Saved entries
** begin **

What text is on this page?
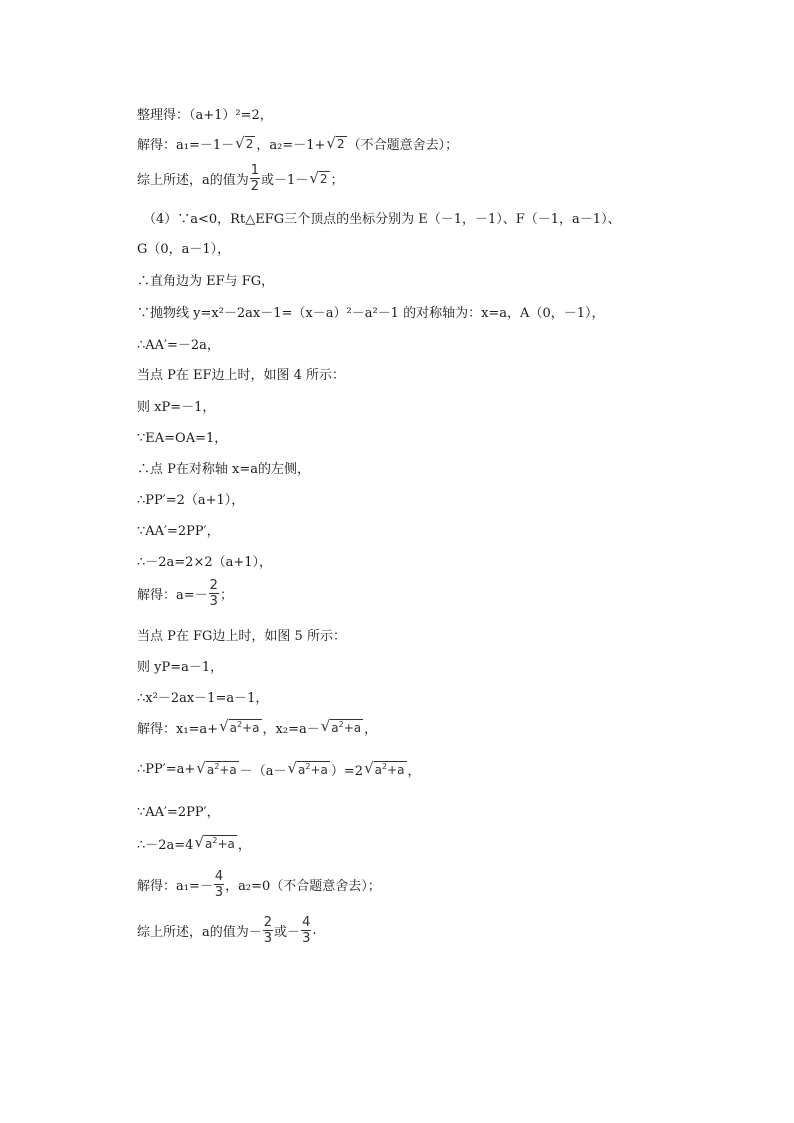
整理得：（a+1）²=2，
解得：a₁=－1－ √ 2 ，a₂=－1+ √ 2 （不合题意舍去）；
综上所述，a的值为 $\frac{1}{2}$ 或－1－ √ 2 ；
（4）∵a<0，Rt△EFG三个顶点的坐标分别为 E（－1，－1）、F（－1，a－1）、
G（0，a－1），
∴直角边为 EF与 FG，
∵抛物线 y=x²－2ax－1=（x－a）²－a²－1 的对称轴为：x=a，A（0，－1），
∴AA′=－2a，
当点 P在 EF边上时，如图 4 所示：
则 xP=－1，
∵EA=OA=1，
∴点 P在对称轴 x=a的左侧，
∴PP′=2（a+1），
∵AA′=2PP′，
∴－2a=2×2（a+1），
解得：$a=- \frac{2}{3}$ ；
当点 P在 FG边上时，如图 5 所示：
则 yP=a－1，
∴x²－2ax－1=a－1，
解得：x₁=a+ √ $a^2+a$ ，x₂=a－ √ $a^2+a$ ，
∴PP′=a+ √ $a^2+a -(a-$ √ $a^2+a$ ）=2 √ $a^2+a$ ，
∵AA′=2PP′，
∴－2a=4 √ $a^2+a$ ，
解得：$a_1=- \frac{4}{3}$ ，a₂=0（不合题意舍去）；
综上所述，a的值为－ $\frac{2}{3}$ 或－ $\frac{4}{3}$ .
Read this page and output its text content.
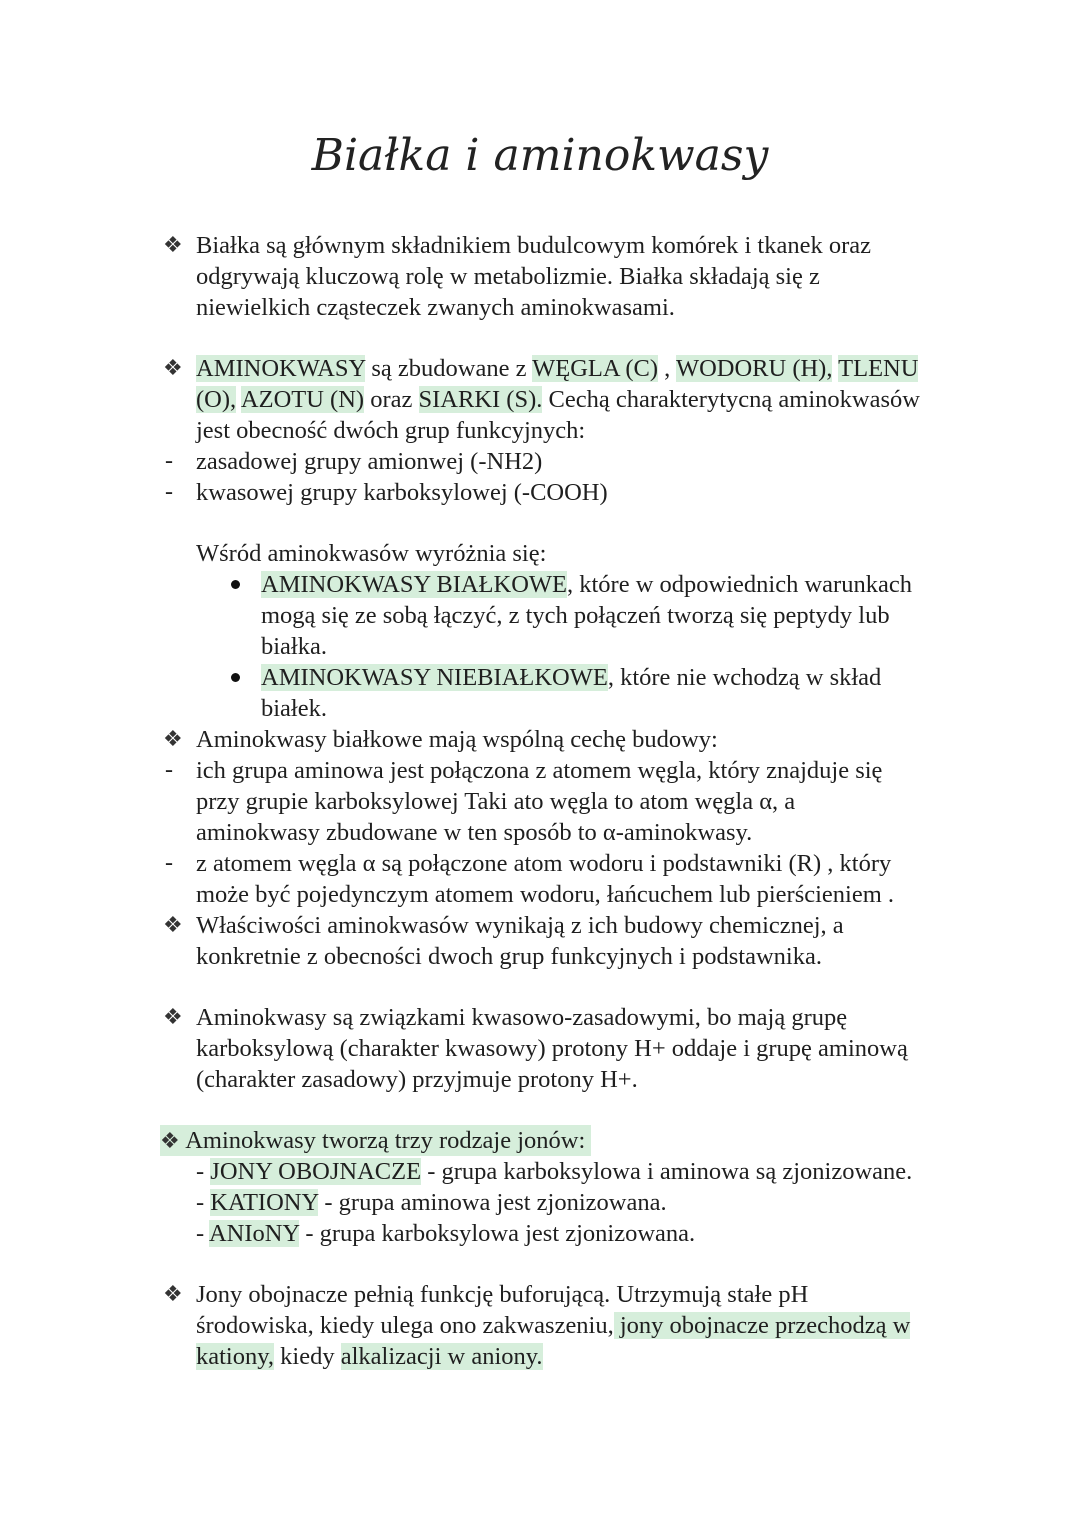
Białka i aminokwasy
❖ Białka są głównym składnikiem budulcowym komórek i tkanek oraz
odgrywają kluczową rolę w metabolizmie. Białka składają się z
niewielkich cząsteczek zwanych aminokwasami.
❖ AMINOKWASY są zbudowane z WĘGLA (C) , WODORU (H), TLENU
(O), AZOTU (N) oraz SIARKI (S). Cechą charakterytycną aminokwasów
jest obecność dwóch grup funkcyjnych:
- zasadowej grupy amionwej (-NH2)
- kwasowej grupy karboksylowej (-COOH)
Wśród aminokwasów wyróżnia się:
AMINOKWASY BIAŁKOWE, które w odpowiednich warunkach
mogą się ze sobą łączyć, z tych połączeń tworzą się peptydy lub
białka.
AMINOKWASY NIEBIAŁKOWE, które nie wchodzą w skład
białek.
❖ Aminokwasy białkowe mają wspólną cechę budowy:
- ich grupa aminowa jest połączona z atomem węgla, który znajduje się
przy grupie karboksylowej Taki ato węgla to atom węgla α, a
aminokwasy zbudowane w ten sposób to α-aminokwasy.
- z atomem węgla α są połączone atom wodoru i podstawniki (R) , który
może być pojedynczym atomem wodoru, łańcuchem lub pierścieniem .
❖ Właściwości aminokwasów wynikają z ich budowy chemicznej, a
konkretnie z obecności dwoch grup funkcyjnych i podstawnika.
❖ Aminokwasy są związkami kwasowo-zasadowymi, bo mają grupę
karboksylową (charakter kwasowy) protony H+ oddaje i grupę aminową
(charakter zasadowy) przyjmuje protony H+.
❖ Aminokwasy tworzą trzy rodzaje jonów:
- JONY OBOJNACZE - grupa karboksylowa i aminowa są zjonizowane.
- KATIONY - grupa aminowa jest zjonizowana.
- ANIoNY - grupa karboksylowa jest zjonizowana.
❖ Jony obojnacze pełnią funkcję buforującą. Utrzymują stałe pH
środowiska, kiedy ulega ono zakwaszeniu, jony obojnacze przechodzą w
kationy, kiedy alkalizacji w aniony.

** end **

Pull out every line of the records that includes the string "które".

* EXERCISE RESPONSE
AMINOKWASY BIAŁKOWE, które w odpowiednich warunkach
AMINOKWASY NIEBIAŁKOWE, które nie wchodzą w skład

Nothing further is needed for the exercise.